■ **TASK REQUIREMENTS**
Collect every line that includes the string "title".

*** GIVEN INFORMATION ***

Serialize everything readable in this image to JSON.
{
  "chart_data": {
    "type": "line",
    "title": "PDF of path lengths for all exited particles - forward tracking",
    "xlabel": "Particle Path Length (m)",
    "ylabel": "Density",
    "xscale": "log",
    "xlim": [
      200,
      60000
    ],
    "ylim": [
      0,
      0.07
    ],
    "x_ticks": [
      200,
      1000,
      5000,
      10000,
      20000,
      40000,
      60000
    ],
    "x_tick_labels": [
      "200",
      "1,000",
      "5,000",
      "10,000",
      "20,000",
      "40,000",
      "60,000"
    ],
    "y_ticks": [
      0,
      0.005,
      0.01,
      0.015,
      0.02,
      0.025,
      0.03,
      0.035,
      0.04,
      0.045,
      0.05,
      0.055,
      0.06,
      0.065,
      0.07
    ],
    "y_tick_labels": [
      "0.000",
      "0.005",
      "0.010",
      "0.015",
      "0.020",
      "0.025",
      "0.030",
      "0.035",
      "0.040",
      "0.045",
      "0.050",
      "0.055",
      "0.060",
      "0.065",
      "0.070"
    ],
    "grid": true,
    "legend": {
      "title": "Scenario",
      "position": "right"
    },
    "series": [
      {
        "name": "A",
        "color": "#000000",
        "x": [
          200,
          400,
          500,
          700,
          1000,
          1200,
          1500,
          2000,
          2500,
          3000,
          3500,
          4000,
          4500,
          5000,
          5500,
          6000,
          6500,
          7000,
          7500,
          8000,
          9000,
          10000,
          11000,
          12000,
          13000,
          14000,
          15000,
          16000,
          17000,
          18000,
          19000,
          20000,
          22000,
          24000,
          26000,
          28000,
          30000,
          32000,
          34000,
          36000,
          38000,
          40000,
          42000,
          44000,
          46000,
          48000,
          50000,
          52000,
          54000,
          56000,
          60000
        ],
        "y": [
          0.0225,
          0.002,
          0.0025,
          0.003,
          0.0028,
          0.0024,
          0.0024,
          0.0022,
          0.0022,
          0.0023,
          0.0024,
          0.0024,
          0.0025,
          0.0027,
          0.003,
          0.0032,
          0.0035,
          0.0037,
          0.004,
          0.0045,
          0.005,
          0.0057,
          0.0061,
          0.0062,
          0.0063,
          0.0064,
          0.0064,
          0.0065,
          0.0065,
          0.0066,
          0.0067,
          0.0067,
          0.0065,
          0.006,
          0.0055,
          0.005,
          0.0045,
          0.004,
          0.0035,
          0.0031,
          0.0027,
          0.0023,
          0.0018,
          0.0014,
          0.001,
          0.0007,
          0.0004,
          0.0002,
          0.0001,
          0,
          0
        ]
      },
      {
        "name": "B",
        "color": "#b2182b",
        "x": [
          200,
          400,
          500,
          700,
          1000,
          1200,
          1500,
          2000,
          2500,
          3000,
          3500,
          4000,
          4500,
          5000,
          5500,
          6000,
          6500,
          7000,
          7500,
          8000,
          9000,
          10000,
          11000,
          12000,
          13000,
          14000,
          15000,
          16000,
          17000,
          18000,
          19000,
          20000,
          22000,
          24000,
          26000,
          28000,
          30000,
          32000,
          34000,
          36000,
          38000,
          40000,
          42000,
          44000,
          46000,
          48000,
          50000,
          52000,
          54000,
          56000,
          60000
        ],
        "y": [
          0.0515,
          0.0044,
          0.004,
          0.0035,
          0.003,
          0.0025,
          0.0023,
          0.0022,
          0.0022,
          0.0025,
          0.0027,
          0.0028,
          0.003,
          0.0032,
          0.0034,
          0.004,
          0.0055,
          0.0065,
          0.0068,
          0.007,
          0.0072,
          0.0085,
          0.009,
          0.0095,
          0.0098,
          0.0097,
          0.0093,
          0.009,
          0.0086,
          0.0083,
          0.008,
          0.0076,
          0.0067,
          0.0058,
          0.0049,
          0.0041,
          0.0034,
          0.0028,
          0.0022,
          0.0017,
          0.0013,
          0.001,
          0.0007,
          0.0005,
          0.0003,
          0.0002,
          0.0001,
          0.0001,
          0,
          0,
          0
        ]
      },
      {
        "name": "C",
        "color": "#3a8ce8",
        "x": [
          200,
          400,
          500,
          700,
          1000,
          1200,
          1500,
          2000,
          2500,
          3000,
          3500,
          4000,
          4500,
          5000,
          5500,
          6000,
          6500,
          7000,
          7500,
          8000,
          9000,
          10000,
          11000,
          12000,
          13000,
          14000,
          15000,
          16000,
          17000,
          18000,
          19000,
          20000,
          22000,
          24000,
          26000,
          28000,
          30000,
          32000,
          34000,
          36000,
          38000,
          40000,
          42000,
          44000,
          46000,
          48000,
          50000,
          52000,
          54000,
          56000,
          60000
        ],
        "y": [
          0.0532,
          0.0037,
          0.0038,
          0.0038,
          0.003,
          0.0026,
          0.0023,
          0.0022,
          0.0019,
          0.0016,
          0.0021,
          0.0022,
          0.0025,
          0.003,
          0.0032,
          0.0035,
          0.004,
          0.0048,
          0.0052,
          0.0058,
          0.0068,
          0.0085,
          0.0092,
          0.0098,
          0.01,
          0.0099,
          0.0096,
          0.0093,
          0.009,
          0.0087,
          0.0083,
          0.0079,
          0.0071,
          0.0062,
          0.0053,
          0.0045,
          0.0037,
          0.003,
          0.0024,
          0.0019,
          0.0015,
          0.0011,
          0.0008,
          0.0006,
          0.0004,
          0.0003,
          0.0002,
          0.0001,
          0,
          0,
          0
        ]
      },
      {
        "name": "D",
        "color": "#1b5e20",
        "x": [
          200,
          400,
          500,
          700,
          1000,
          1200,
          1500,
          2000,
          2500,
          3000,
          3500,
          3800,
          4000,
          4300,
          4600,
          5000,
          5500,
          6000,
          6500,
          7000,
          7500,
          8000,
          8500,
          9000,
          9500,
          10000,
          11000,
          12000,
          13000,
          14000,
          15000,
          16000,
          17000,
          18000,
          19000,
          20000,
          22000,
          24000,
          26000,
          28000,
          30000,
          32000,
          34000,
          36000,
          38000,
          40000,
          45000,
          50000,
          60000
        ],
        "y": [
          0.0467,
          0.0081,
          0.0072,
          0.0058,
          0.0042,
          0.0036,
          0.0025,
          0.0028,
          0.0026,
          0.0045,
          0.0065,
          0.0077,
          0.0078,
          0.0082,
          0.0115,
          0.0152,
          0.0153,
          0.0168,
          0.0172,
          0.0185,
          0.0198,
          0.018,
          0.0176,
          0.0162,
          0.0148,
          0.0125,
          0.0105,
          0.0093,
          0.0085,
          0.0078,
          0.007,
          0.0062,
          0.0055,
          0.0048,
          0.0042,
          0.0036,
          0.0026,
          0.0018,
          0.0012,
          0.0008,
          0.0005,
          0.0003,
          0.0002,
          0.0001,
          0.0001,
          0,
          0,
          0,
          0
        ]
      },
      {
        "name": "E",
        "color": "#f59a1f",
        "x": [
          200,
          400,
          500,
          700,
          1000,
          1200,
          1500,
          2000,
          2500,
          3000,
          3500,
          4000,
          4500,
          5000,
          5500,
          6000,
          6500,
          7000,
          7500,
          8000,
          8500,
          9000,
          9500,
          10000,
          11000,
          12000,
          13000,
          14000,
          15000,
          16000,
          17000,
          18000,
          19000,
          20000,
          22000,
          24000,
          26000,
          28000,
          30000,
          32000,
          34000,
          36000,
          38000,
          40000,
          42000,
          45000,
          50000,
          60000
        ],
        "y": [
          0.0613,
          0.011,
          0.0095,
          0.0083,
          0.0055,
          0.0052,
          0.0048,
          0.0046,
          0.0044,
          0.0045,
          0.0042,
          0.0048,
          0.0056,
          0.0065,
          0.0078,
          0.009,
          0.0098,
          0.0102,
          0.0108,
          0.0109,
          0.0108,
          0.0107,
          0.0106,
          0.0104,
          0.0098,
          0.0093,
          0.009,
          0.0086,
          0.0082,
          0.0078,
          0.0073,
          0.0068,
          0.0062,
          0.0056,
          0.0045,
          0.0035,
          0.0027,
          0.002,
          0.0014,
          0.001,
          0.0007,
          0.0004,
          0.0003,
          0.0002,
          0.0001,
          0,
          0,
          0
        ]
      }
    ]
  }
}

***

■ **WORKED SOLUTION**
    "title": "PDF of path lengths for all exited particles - forward tracking",
      "title": "Scenario",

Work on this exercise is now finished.